(Directions for this task): Copy out the complete listing, word for word.

Items from a data source:
———
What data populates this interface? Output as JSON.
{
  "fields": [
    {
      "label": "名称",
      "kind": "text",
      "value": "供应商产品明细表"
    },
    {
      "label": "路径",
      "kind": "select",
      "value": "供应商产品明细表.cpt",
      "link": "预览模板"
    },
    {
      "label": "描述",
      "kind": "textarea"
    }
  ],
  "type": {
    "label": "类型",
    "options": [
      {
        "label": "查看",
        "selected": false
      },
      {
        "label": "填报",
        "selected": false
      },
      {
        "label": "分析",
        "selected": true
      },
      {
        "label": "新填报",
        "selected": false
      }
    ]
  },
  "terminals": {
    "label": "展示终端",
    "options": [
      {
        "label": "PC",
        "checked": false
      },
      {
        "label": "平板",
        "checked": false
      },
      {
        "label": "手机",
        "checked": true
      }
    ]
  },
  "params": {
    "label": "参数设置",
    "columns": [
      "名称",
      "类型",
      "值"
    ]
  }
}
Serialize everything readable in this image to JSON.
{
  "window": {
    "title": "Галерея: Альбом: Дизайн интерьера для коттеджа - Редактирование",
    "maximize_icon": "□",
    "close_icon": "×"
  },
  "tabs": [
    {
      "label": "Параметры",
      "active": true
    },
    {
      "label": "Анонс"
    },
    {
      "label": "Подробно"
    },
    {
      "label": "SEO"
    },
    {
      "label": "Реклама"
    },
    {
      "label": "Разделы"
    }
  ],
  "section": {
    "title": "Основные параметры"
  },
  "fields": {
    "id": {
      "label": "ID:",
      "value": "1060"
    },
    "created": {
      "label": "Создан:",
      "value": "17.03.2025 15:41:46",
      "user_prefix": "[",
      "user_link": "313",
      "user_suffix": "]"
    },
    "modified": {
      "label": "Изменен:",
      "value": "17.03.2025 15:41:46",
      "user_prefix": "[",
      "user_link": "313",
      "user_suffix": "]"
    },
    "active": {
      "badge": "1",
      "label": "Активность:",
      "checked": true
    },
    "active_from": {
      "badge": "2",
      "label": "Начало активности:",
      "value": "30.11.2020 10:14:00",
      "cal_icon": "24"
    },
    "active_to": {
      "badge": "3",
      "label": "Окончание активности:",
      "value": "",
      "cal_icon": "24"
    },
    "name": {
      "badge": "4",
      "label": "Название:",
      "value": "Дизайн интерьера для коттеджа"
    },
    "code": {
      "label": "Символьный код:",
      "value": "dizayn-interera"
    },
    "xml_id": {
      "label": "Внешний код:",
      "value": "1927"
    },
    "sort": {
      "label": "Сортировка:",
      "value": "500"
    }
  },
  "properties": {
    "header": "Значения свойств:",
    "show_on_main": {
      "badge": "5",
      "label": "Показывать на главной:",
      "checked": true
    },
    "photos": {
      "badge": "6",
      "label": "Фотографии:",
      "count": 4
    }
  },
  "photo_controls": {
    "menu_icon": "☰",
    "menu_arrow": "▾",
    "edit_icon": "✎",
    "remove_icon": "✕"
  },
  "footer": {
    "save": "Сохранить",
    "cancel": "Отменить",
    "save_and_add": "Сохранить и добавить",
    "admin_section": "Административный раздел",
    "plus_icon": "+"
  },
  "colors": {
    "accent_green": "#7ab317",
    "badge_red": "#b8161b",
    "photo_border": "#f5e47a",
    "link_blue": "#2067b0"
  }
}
———
(The reply):
What data populates this interface? Output as JSON.
{
  "fields": [
    {
      "label": "名称",
      "kind": "text",
      "value": "供应商产品明细表"
    },
    {
      "label": "路径",
      "kind": "select",
      "value": "供应商产品明细表.cpt",
      "link": "预览模板"
    },
    {
      "label": "描述",
      "kind": "textarea"
    }
  ],
  "type": {
    "label": "类型",
    "options": [
      {
        "label": "查看",
        "selected": false
      },
      {
        "label": "填报",
        "selected": false
      },
      {
        "label": "分析",
        "selected": true
      },
      {
        "label": "新填报",
        "selected": false
      }
    ]
  },
  "terminals": {
    "label": "展示终端",
    "options": [
      {
        "label": "PC",
        "checked": false
      },
      {
        "label": "平板",
        "checked": false
      },
      {
        "label": "手机",
        "checked": true
      }
    ]
  },
  "params": {
    "label": "参数设置",
    "columns": [
      "名称",
      "类型",
      "值"
    ]
  }
}
Serialize everything readable in this image to JSON.
{
  "window": {
    "title": "Галерея: Альбом: Дизайн интерьера для коттеджа - Редактирование",
    "maximize_icon": "□",
    "close_icon": "×"
  },
  "tabs": [
    {
      "label": "Параметры",
      "active": true
    },
    {
      "label": "Анонс"
    },
    {
      "label": "Подробно"
    },
    {
      "label": "SEO"
    },
    {
      "label": "Реклама"
    },
    {
      "label": "Разделы"
    }
  ],
  "section": {
    "title": "Основные параметры"
  },
  "fields": {
    "id": {
      "label": "ID:",
      "value": "1060"
    },
    "created": {
      "label": "Создан:",
      "value": "17.03.2025 15:41:46",
      "user_prefix": "[",
      "user_link": "313",
      "user_suffix": "]"
    },
    "modified": {
      "label": "Изменен:",
      "value": "17.03.2025 15:41:46",
      "user_prefix": "[",
      "user_link": "313",
      "user_suffix": "]"
    },
    "active": {
      "badge": "1",
      "label": "Активность:",
      "checked": true
    },
    "active_from": {
      "badge": "2",
      "label": "Начало активности:",
      "value": "30.11.2020 10:14:00",
      "cal_icon": "24"
    },
    "active_to": {
      "badge": "3",
      "label": "Окончание активности:",
      "value": "",
      "cal_icon": "24"
    },
    "name": {
      "badge": "4",
      "label": "Название:",
      "value": "Дизайн интерьера для коттеджа"
    },
    "code": {
      "label": "Символьный код:",
      "value": "dizayn-interera"
    },
    "xml_id": {
      "label": "Внешний код:",
      "value": "1927"
    },
    "sort": {
      "label": "Сортировка:",
      "value": "500"
    }
  },
  "properties": {
    "header": "Значения свойств:",
    "show_on_main": {
      "badge": "5",
      "label": "Показывать на главной:",
      "checked": true
    },
    "photos": {
      "badge": "6",
      "label": "Фотографии:",
      "count": 4
    }
  },
  "photo_controls": {
    "menu_icon": "☰",
    "menu_arrow": "▾",
    "edit_icon": "✎",
    "remove_icon": "✕"
  },
  "footer": {
    "save": "Сохранить",
    "cancel": "Отменить",
    "save_and_add": "Сохранить и добавить",
    "admin_section": "Административный раздел",
    "plus_icon": "+"
  },
  "colors": {
    "accent_green": "#7ab317",
    "badge_red": "#b8161b",
    "photo_border": "#f5e47a",
    "link_blue": "#2067b0"
  }
}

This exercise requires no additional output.